**WHAT YOU NEED TO DO**
Looking at the listing beneath, work out how many lines hold "проведения" and report only that figure.

* * * * *

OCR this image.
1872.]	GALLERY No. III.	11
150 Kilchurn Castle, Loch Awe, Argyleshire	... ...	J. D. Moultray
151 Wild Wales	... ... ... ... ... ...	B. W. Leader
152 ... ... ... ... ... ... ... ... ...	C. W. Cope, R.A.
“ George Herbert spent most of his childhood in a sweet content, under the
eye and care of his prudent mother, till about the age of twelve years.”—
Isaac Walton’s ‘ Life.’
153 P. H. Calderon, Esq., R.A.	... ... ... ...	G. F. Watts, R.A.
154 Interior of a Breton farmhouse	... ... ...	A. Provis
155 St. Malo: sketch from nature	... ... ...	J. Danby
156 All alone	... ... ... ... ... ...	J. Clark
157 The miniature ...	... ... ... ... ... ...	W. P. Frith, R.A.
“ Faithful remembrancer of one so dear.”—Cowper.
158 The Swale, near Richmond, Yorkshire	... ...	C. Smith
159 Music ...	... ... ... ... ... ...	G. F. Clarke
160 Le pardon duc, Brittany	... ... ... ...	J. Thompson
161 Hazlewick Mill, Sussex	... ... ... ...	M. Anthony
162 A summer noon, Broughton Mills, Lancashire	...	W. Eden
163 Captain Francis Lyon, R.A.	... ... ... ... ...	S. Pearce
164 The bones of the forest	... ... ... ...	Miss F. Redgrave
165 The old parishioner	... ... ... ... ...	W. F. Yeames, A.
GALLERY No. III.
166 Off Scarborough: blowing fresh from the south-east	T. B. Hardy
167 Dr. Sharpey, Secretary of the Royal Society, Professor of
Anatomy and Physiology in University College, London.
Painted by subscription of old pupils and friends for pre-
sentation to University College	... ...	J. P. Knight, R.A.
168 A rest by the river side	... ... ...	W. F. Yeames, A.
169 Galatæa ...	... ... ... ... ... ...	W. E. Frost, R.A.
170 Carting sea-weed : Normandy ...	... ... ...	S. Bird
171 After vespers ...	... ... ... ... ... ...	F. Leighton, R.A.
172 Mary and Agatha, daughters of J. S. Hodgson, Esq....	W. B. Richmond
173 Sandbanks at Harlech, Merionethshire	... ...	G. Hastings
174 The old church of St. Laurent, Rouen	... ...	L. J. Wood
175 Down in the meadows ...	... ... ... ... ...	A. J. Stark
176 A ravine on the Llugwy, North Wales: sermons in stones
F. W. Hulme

* * * * *

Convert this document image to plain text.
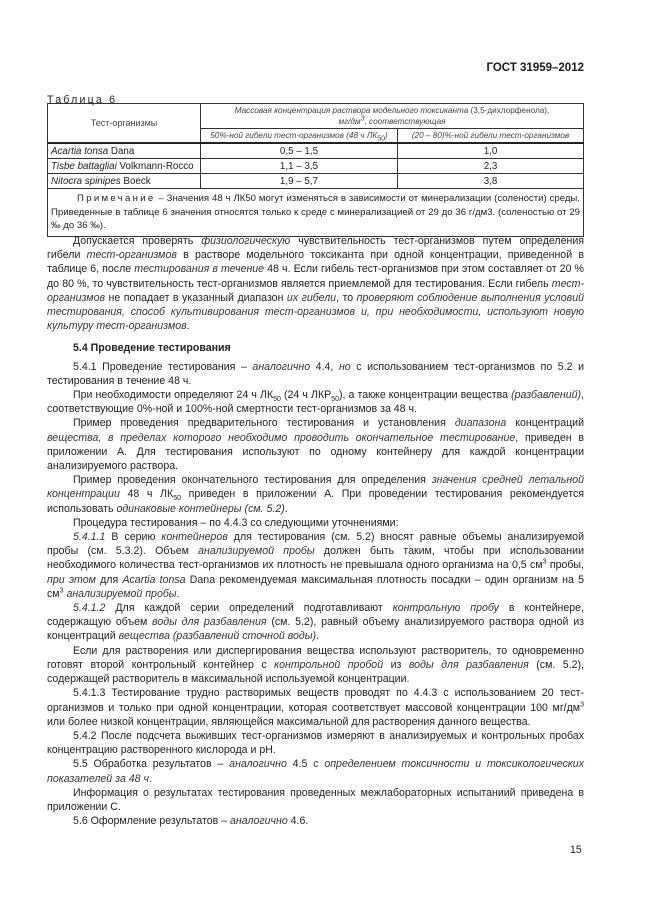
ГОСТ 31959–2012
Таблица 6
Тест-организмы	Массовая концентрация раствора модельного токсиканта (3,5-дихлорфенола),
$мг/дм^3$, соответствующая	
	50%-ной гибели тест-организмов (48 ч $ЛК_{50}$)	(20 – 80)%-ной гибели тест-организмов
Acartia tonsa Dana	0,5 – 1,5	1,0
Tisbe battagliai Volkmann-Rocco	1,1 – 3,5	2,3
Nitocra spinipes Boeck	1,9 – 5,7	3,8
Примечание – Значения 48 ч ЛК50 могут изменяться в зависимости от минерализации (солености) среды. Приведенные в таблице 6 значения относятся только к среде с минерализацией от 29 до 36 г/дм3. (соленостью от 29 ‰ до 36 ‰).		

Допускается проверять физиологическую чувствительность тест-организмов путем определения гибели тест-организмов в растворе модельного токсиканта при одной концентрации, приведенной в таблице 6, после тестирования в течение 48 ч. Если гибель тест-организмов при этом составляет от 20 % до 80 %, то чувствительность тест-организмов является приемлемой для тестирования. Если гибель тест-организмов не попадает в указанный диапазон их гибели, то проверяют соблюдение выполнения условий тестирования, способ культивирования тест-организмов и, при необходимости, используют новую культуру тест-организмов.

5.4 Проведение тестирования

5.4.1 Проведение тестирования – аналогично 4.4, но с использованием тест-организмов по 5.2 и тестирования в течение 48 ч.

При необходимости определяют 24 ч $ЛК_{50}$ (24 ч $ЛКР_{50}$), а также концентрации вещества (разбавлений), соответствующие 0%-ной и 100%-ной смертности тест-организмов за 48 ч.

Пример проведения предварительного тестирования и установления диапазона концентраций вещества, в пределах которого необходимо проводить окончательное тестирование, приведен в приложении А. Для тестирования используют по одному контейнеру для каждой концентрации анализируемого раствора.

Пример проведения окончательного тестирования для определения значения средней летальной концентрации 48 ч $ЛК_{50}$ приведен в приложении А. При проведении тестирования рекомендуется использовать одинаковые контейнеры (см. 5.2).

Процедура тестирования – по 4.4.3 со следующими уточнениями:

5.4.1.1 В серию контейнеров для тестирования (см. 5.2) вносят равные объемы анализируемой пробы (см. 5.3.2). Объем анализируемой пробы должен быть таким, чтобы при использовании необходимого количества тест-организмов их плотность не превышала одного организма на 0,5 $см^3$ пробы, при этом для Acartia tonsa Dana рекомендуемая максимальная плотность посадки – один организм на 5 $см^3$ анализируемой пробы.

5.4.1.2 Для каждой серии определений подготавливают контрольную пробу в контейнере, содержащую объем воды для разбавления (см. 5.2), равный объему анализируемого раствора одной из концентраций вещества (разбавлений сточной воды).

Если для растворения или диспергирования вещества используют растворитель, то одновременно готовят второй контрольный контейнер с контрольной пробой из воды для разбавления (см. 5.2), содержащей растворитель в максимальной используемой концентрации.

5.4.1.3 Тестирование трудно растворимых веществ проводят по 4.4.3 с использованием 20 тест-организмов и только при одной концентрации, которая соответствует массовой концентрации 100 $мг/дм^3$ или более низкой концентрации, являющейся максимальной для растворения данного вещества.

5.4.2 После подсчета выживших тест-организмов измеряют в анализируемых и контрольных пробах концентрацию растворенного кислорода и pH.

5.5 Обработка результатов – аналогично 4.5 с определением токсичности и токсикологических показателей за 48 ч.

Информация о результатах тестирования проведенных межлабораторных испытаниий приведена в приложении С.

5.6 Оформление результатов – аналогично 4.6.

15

* * * * *

**THE SOLUTION**
2